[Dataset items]
--- begin ---
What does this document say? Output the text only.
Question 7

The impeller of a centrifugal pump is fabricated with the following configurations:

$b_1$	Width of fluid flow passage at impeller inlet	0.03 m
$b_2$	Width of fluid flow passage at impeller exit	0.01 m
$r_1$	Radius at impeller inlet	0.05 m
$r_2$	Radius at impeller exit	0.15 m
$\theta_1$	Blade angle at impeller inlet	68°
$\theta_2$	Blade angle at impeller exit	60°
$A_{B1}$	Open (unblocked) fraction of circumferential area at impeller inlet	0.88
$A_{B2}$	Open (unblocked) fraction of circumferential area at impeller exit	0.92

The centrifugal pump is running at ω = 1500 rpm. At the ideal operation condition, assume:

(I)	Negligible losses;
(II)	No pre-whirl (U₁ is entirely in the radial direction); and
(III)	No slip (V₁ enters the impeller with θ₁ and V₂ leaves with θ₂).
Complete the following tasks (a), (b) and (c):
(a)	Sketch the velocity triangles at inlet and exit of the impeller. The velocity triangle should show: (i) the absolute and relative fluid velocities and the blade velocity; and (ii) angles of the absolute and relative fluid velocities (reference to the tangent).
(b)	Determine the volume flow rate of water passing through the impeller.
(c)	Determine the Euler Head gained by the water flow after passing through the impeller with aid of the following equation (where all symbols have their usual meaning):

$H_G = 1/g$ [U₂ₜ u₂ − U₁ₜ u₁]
--- end ---
__Exercise details__. Write out every entry again exactly, please, with nothing missing.

__Finished task__.
What does this document say? Output the text only.
Question 7

The impeller of a centrifugal pump is fabricated with the following configurations:

$b_1$	Width of fluid flow passage at impeller inlet	0.03 m
$b_2$	Width of fluid flow passage at impeller exit	0.01 m
$r_1$	Radius at impeller inlet	0.05 m
$r_2$	Radius at impeller exit	0.15 m
$\theta_1$	Blade angle at impeller inlet	68°
$\theta_2$	Blade angle at impeller exit	60°
$A_{B1}$	Open (unblocked) fraction of circumferential area at impeller inlet	0.88
$A_{B2}$	Open (unblocked) fraction of circumferential area at impeller exit	0.92

The centrifugal pump is running at ω = 1500 rpm. At the ideal operation condition, assume:

(I)	Negligible losses;
(II)	No pre-whirl (U₁ is entirely in the radial direction); and
(III)	No slip (V₁ enters the impeller with θ₁ and V₂ leaves with θ₂).
Complete the following tasks (a), (b) and (c):
(a)	Sketch the velocity triangles at inlet and exit of the impeller. The velocity triangle should show: (i) the absolute and relative fluid velocities and the blade velocity; and (ii) angles of the absolute and relative fluid velocities (reference to the tangent).
(b)	Determine the volume flow rate of water passing through the impeller.
(c)	Determine the Euler Head gained by the water flow after passing through the impeller with aid of the following equation (where all symbols have their usual meaning):

$H_G = 1/g$ [U₂ₜ u₂ − U₁ₜ u₁]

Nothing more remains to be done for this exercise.